(Items from a dataset)
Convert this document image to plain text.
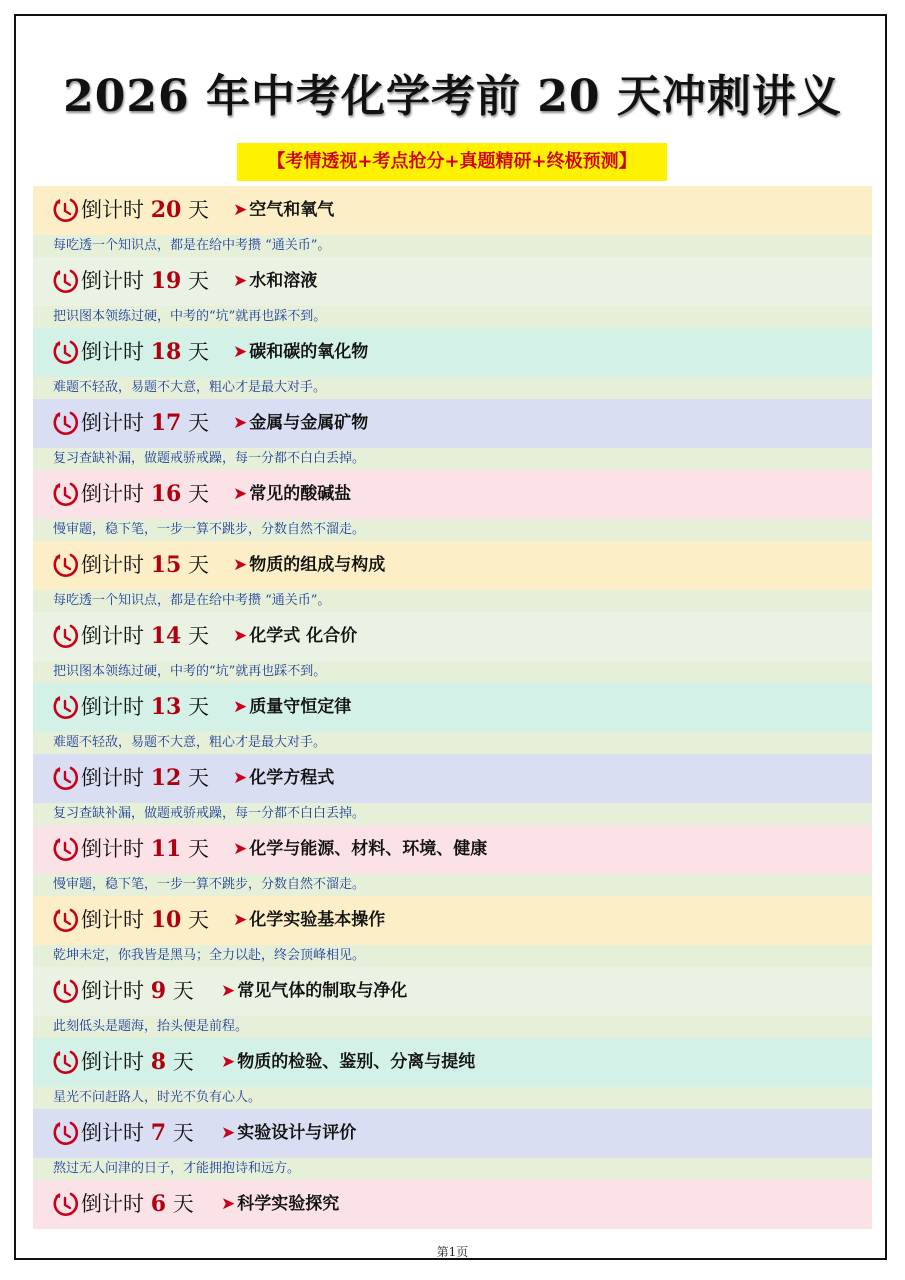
2026 年中考化学考前 20 天冲刺讲义
【考情透视+考点抢分+真题精研+终极预测】
倒计时 20 天 ➤ 空气和氧气
每吃透一个知识点，都是在给中考攒 “通关币”。
倒计时 19 天 ➤ 水和溶液
把识图本领练过硬，中考的“坑”就再也踩不到。
倒计时 18 天 ➤ 碳和碳的氧化物
难题不轻敌，易题不大意，粗心才是最大对手。
倒计时 17 天 ➤ 金属与金属矿物
复习查缺补漏，做题戒骄戒躁，每一分都不白白丢掉。
倒计时 16 天 ➤ 常见的酸碱盐
慢审题，稳下笔，一步一算不跳步，分数自然不溜走。
倒计时 15 天 ➤ 物质的组成与构成
每吃透一个知识点，都是在给中考攒 “通关币”。
倒计时 14 天 ➤ 化学式 化合价
把识图本领练过硬，中考的“坑”就再也踩不到。
倒计时 13 天 ➤ 质量守恒定律
难题不轻敌，易题不大意，粗心才是最大对手。
倒计时 12 天 ➤ 化学方程式
复习查缺补漏，做题戒骄戒躁，每一分都不白白丢掉。
倒计时 11 天 ➤ 化学与能源、材料、环境、健康
慢审题，稳下笔，一步一算不跳步，分数自然不溜走。
倒计时 10 天 ➤ 化学实验基本操作
乾坤未定，你我皆是黑马；全力以赴，终会顶峰相见。
倒计时 9 天 ➤ 常见气体的制取与净化
此刻低头是题海，抬头便是前程。
倒计时 8 天 ➤ 物质的检验、鉴别、分离与提纯
星光不问赶路人，时光不负有心人。
倒计时 7 天 ➤ 实验设计与评价
熬过无人问津的日子，才能拥抱诗和远方。
倒计时 6 天 ➤ 科学实验探究
第1页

GIVEN REQUEST:
Using the material above, set down every line exactly, but skip the pictures.

RESPONSE TO THIS TASK:
Convert this document image to plain text.
2026 年中考化学考前 20 天冲刺讲义
【考情透视+考点抢分+真题精研+终极预测】
倒计时 20 天 ➤ 空气和氧气
每吃透一个知识点，都是在给中考攒 “通关币”。
倒计时 19 天 ➤ 水和溶液
把识图本领练过硬，中考的“坑”就再也踩不到。
倒计时 18 天 ➤ 碳和碳的氧化物
难题不轻敌，易题不大意，粗心才是最大对手。
倒计时 17 天 ➤ 金属与金属矿物
复习查缺补漏，做题戒骄戒躁，每一分都不白白丢掉。
倒计时 16 天 ➤ 常见的酸碱盐
慢审题，稳下笔，一步一算不跳步，分数自然不溜走。
倒计时 15 天 ➤ 物质的组成与构成
每吃透一个知识点，都是在给中考攒 “通关币”。
倒计时 14 天 ➤ 化学式 化合价
把识图本领练过硬，中考的“坑”就再也踩不到。
倒计时 13 天 ➤ 质量守恒定律
难题不轻敌，易题不大意，粗心才是最大对手。
倒计时 12 天 ➤ 化学方程式
复习查缺补漏，做题戒骄戒躁，每一分都不白白丢掉。
倒计时 11 天 ➤ 化学与能源、材料、环境、健康
慢审题，稳下笔，一步一算不跳步，分数自然不溜走。
倒计时 10 天 ➤ 化学实验基本操作
乾坤未定，你我皆是黑马；全力以赴，终会顶峰相见。
倒计时 9 天 ➤ 常见气体的制取与净化
此刻低头是题海，抬头便是前程。
倒计时 8 天 ➤ 物质的检验、鉴别、分离与提纯
星光不问赶路人，时光不负有心人。
倒计时 7 天 ➤ 实验设计与评价
熬过无人问津的日子，才能拥抱诗和远方。
倒计时 6 天 ➤ 科学实验探究
第1页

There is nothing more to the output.